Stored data

--- start ---

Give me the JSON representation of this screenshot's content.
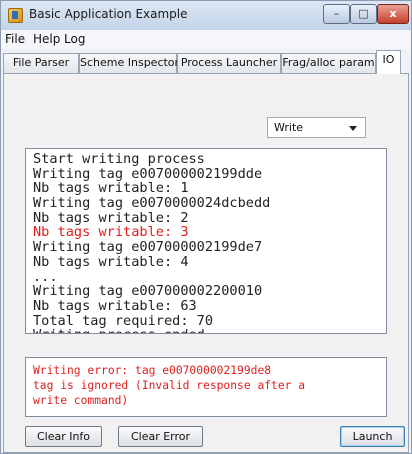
{
  "window": {
    "title": "Basic Application Example",
    "controls": {
      "minimize": "–",
      "maximize": "□",
      "close": "x"
    }
  },
  "menu": {
    "items": [
      "File",
      "Help",
      "Log"
    ]
  },
  "tabs": [
    {
      "label": "File Parser"
    },
    {
      "label": "Scheme Inspector"
    },
    {
      "label": "Process Launcher"
    },
    {
      "label": "Frag/alloc param"
    },
    {
      "label": "IO"
    }
  ],
  "active_tab": "IO",
  "mode_select": {
    "value": "Write"
  },
  "log": {
    "lines": [
      {
        "text": "Start writing process",
        "error": false
      },
      {
        "text": "Writing tag e007000002199dde",
        "error": false
      },
      {
        "text": "Nb tags writable: 1",
        "error": false
      },
      {
        "text": "Writing tag e0070000024dcbedd",
        "error": false
      },
      {
        "text": "Nb tags writable: 2",
        "error": false
      },
      {
        "text": "Nb tags writable: 3",
        "error": true
      },
      {
        "text": "Writing tag e007000002199de7",
        "error": false
      },
      {
        "text": "Nb tags writable: 4",
        "error": false
      },
      {
        "text": "...",
        "error": false
      },
      {
        "text": "Writing tag e007000002200010",
        "error": false
      },
      {
        "text": "Nb tags writable: 63",
        "error": false
      },
      {
        "text": "Total tag required: 70",
        "error": false
      },
      {
        "text": "Writing process ended",
        "error": false
      }
    ]
  },
  "error_box": {
    "lines": [
      "Writing error: tag e007000002199de8",
      "tag is ignored (Invalid response after a",
      "write command)"
    ]
  },
  "buttons": {
    "clear_info": "Clear Info",
    "clear_error": "Clear Error",
    "launch": "Launch"
  }
}
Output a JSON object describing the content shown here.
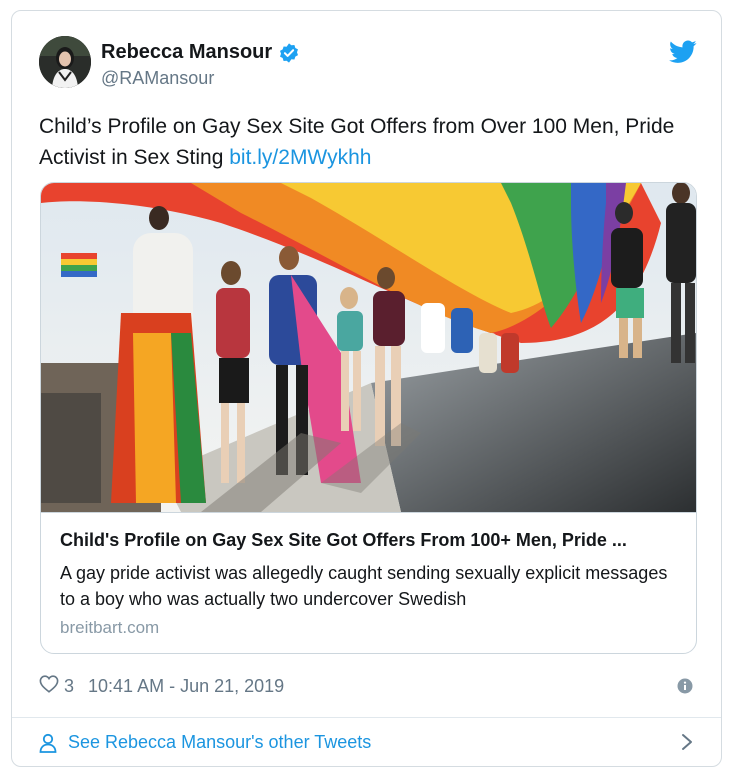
{
  "author": {
    "name": "Rebecca Mansour",
    "handle": "@RAMansour",
    "avatar_icon": "profile-photo",
    "verified_icon": "verified-badge-icon"
  },
  "brand_icon": "twitter-bird-icon",
  "tweet": {
    "text": "Child’s Profile on Gay Sex Site Got Offers from Over 100 Men, Pride Activist in Sex Sting",
    "link_text": "bit.ly/2MWykhh"
  },
  "link_card": {
    "image_description": "pride-parade-rainbow-flag-photo",
    "title": "Child's Profile on Gay Sex Site Got Offers From 100+ Men, Pride ...",
    "description": "A gay pride activist was allegedly caught sending sexually explicit messages to a boy who was actually two undercover Swedish",
    "domain": "breitbart.com"
  },
  "meta": {
    "like_count": "3",
    "timestamp": "10:41 AM - Jun 21, 2019",
    "like_icon": "heart-icon",
    "info_icon": "info-icon"
  },
  "footer": {
    "label": "See Rebecca Mansour's other Tweets",
    "person_icon": "person-icon",
    "chevron_icon": "chevron-right-icon"
  },
  "colors": {
    "link_blue": "#1b95e0",
    "muted_gray": "#657786",
    "border": "#ccd6dd"
  }
}
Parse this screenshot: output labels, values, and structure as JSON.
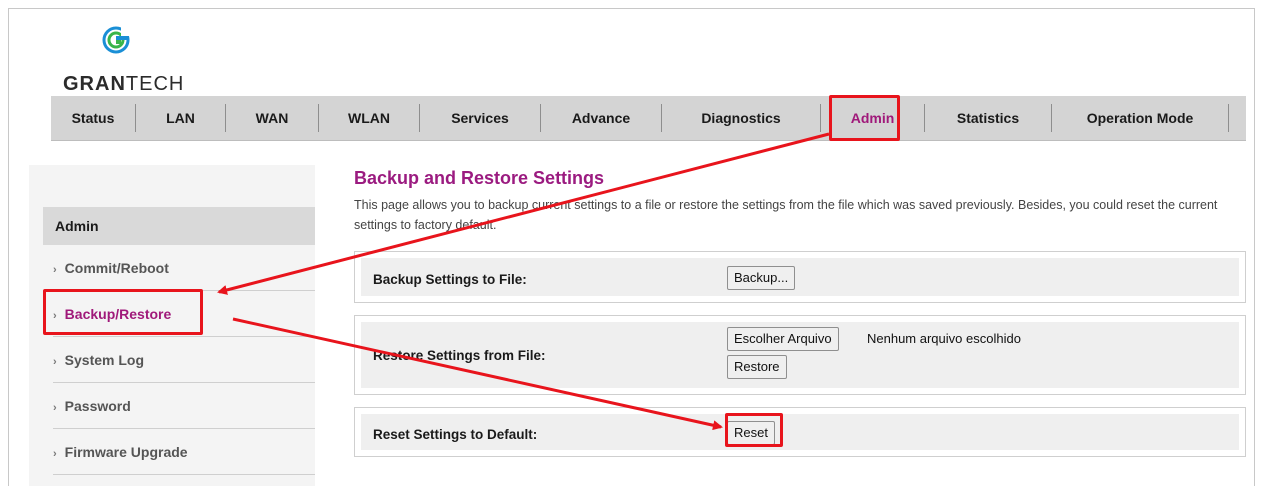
{
  "brand": {
    "logo_text_bold": "GRAN",
    "logo_text_rest": "TECH",
    "accent": "#a0197a",
    "highlight": "#e8141c",
    "logo_icon": "grantech-logo-icon"
  },
  "nav": {
    "items": [
      "Status",
      "LAN",
      "WAN",
      "WLAN",
      "Services",
      "Advance",
      "Diagnostics",
      "Admin",
      "Statistics",
      "Operation Mode"
    ],
    "active": "Admin"
  },
  "sidebar": {
    "header": "Admin",
    "items": [
      "Commit/Reboot",
      "Backup/Restore",
      "System Log",
      "Password",
      "Firmware Upgrade"
    ],
    "active": "Backup/Restore"
  },
  "main": {
    "title": "Backup and Restore Settings",
    "description": "This page allows you to backup current settings to a file or restore the settings from the file which was saved previously. Besides, you could reset the current settings to factory default.",
    "backup": {
      "label": "Backup Settings to File:",
      "button": "Backup..."
    },
    "restore": {
      "label": "Restore Settings from File:",
      "choose_button": "Escolher Arquivo",
      "file_status": "Nenhum arquivo escolhido",
      "button": "Restore"
    },
    "reset": {
      "label": "Reset Settings to Default:",
      "button": "Reset"
    }
  }
}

--- end ---

WHAT YOU SHOULD DO: State the count of lines with the word "Rebecca" in them, and write nothing else.

ANSWER TO THIS PROBLEM: 2